* Goal
Find every line containing the word "Schlossdomäne" in the records below; report only how many there are.

* Task data
## START

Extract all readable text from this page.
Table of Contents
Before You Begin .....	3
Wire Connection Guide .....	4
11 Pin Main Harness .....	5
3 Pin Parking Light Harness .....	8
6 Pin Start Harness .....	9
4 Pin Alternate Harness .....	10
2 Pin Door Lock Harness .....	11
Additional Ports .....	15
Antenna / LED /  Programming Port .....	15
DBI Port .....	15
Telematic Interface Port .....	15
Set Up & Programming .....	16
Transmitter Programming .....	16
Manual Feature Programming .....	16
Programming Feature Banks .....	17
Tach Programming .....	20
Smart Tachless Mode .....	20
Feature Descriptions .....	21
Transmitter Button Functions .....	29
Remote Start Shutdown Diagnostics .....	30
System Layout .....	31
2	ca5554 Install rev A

## END
## START

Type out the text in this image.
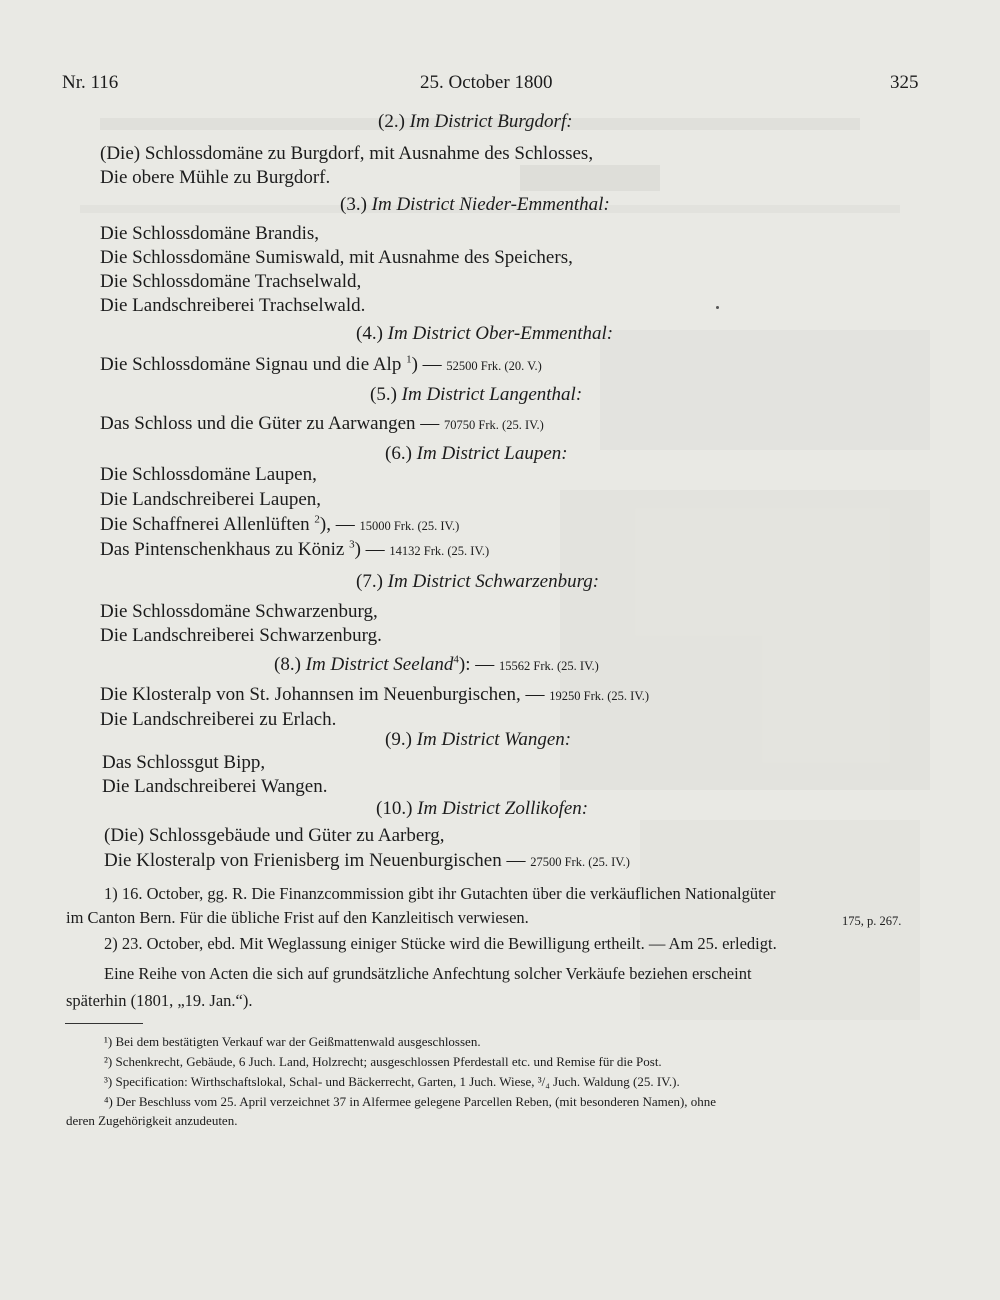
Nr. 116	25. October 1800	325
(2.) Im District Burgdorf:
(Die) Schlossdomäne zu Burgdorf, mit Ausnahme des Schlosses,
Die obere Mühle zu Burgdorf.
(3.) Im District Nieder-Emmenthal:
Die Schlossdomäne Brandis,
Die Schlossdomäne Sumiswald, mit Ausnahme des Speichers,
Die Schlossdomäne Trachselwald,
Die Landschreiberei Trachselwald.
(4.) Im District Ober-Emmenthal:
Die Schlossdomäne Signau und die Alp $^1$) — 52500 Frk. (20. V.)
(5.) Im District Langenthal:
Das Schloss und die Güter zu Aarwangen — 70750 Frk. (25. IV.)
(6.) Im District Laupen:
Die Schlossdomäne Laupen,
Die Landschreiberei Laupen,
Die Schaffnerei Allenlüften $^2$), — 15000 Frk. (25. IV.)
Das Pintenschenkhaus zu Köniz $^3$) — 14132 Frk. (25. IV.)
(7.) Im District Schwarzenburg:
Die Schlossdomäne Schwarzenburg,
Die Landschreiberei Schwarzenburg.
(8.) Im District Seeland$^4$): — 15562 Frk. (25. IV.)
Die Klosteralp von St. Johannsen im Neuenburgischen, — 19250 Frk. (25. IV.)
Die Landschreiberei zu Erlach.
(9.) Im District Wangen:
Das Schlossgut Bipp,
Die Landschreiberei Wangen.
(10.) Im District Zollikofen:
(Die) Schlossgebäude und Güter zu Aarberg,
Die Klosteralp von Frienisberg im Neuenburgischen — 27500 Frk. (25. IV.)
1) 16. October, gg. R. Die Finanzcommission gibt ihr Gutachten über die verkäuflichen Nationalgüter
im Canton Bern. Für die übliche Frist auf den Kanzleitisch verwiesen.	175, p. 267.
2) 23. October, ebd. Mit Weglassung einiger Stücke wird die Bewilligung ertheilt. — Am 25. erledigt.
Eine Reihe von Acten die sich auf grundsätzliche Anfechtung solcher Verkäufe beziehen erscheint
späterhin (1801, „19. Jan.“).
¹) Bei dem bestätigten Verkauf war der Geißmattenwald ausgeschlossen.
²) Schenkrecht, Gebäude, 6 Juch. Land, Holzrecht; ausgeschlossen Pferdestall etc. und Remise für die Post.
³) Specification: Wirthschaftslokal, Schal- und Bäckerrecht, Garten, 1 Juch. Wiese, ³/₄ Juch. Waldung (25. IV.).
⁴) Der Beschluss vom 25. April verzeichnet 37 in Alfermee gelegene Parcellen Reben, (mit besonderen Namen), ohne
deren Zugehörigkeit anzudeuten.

## END

* Answer for this exercise
7